Extract every line below that contains the word "image".

Start of Given entries

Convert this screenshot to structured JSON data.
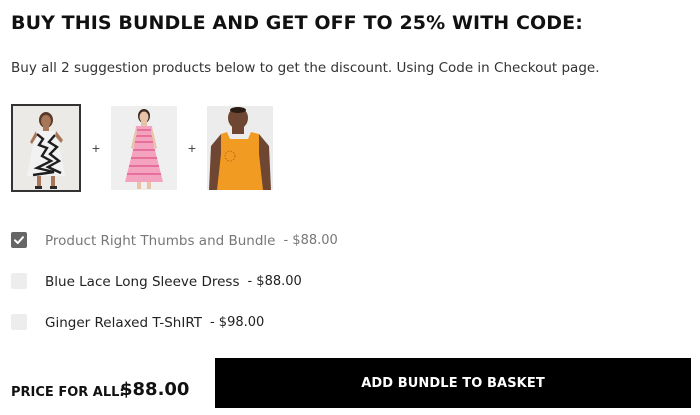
{
  "bundle": {
    "title": "BUY THIS BUNDLE AND GET OFF TO 25% WITH CODE:",
    "subtitle": "Buy all 2 suggestion products below to get the discount. Using Code in Checkout page.",
    "thumbnails": [
      {
        "image": "model-in-patterned-black-white-dress",
        "selected": true
      },
      {
        "image": "model-in-pink-striped-dress",
        "selected": false
      },
      {
        "image": "model-in-orange-tank-top",
        "selected": false
      }
    ],
    "separator": "+",
    "items": [
      {
        "name": "Product Right Thumbs and Bundle",
        "price": "- $88.00",
        "checked": true
      },
      {
        "name": "Blue Lace Long Sleeve Dress",
        "price": "- $88.00",
        "checked": false
      },
      {
        "name": "Ginger Relaxed T-ShIRT",
        "price": "- $98.00",
        "checked": false
      }
    ],
    "price_label": "PRICE FOR ALL:",
    "price_value": "$88.00",
    "add_button_label": "ADD BUNDLE TO BASKET"
  },
  "colors": {
    "button_background": "#000000",
    "button_text": "#ffffff",
    "checkbox_checked": "#666666",
    "checkbox_unchecked": "#ededed"
  }
}
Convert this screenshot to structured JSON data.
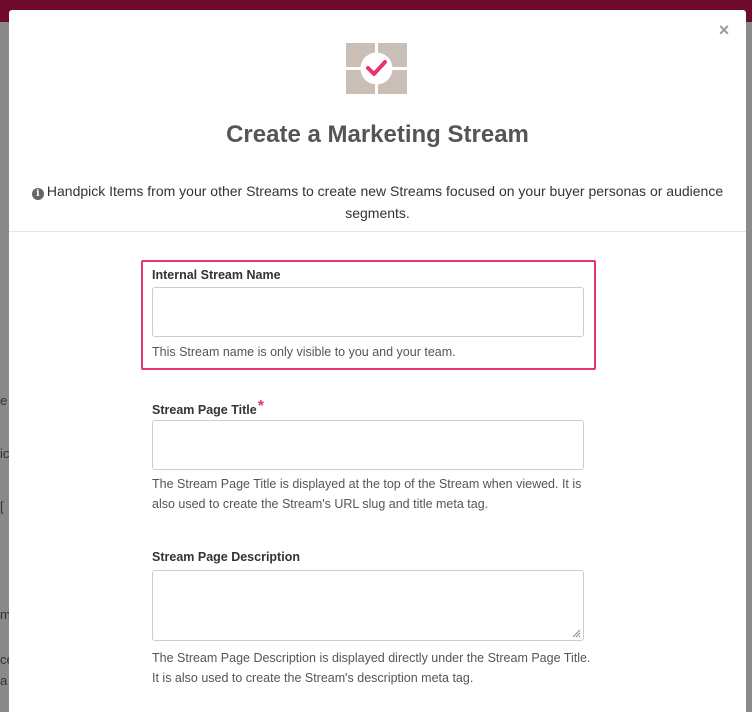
{
  "modal": {
    "close_label": "×",
    "title": "Create a Marketing Stream",
    "info_text": "Handpick Items from your other Streams to create new Streams focused on your buyer personas or audience segments.",
    "colors": {
      "accent": "#e8336e",
      "logo_tile": "#c9bfb6",
      "top_bar": "#6e0a2e"
    }
  },
  "background": {
    "fragments": [
      "e",
      "ic",
      "[",
      "m",
      "ce",
      "a"
    ]
  },
  "form": {
    "internal_name": {
      "label": "Internal Stream Name",
      "value": "",
      "help": "This Stream name is only visible to you and your team."
    },
    "page_title": {
      "label": "Stream Page Title",
      "required_mark": "*",
      "value": "",
      "help": "The Stream Page Title is displayed at the top of the Stream when viewed. It is also used to create the Stream's URL slug and title meta tag."
    },
    "page_description": {
      "label": "Stream Page Description",
      "value": "",
      "help": "The Stream Page Description is displayed directly under the Stream Page Title. It is also used to create the Stream's description meta tag."
    }
  }
}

End of Given entries

• Completed task
        "image": "model-in-patterned-black-white-dress",
        "image": "model-in-pink-striped-dress",
        "image": "model-in-orange-tank-top",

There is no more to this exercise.